Short task: Reproduce all entries verbatim, with nothing added or dropped.

╔══

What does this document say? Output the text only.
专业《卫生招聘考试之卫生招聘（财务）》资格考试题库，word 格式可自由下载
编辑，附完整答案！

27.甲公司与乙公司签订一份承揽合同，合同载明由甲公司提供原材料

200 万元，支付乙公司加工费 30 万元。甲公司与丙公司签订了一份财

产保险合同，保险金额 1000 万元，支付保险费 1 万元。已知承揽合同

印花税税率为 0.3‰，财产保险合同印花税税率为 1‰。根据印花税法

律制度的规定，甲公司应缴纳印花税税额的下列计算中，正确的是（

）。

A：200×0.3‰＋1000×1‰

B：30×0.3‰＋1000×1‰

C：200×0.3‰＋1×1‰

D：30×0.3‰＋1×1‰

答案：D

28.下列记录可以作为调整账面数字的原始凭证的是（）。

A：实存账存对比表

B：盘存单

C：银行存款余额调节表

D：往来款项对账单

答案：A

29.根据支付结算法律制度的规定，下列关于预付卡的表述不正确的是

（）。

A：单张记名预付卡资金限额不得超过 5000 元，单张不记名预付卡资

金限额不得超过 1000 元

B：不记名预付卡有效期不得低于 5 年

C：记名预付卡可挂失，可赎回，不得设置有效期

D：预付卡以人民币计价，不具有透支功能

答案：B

╚══

Output of the task:
What does this document say? Output the text only.
专业《卫生招聘考试之卫生招聘（财务）》资格考试题库，word 格式可自由下载
编辑，附完整答案！

27.甲公司与乙公司签订一份承揽合同，合同载明由甲公司提供原材料

200 万元，支付乙公司加工费 30 万元。甲公司与丙公司签订了一份财

产保险合同，保险金额 1000 万元，支付保险费 1 万元。已知承揽合同

印花税税率为 0.3‰，财产保险合同印花税税率为 1‰。根据印花税法

律制度的规定，甲公司应缴纳印花税税额的下列计算中，正确的是（

）。

A：200×0.3‰＋1000×1‰

B：30×0.3‰＋1000×1‰

C：200×0.3‰＋1×1‰

D：30×0.3‰＋1×1‰

答案：D

28.下列记录可以作为调整账面数字的原始凭证的是（）。

A：实存账存对比表

B：盘存单

C：银行存款余额调节表

D：往来款项对账单

答案：A

29.根据支付结算法律制度的规定，下列关于预付卡的表述不正确的是

（）。

A：单张记名预付卡资金限额不得超过 5000 元，单张不记名预付卡资

金限额不得超过 1000 元

B：不记名预付卡有效期不得低于 5 年

C：记名预付卡可挂失，可赎回，不得设置有效期

D：预付卡以人民币计价，不具有透支功能

答案：B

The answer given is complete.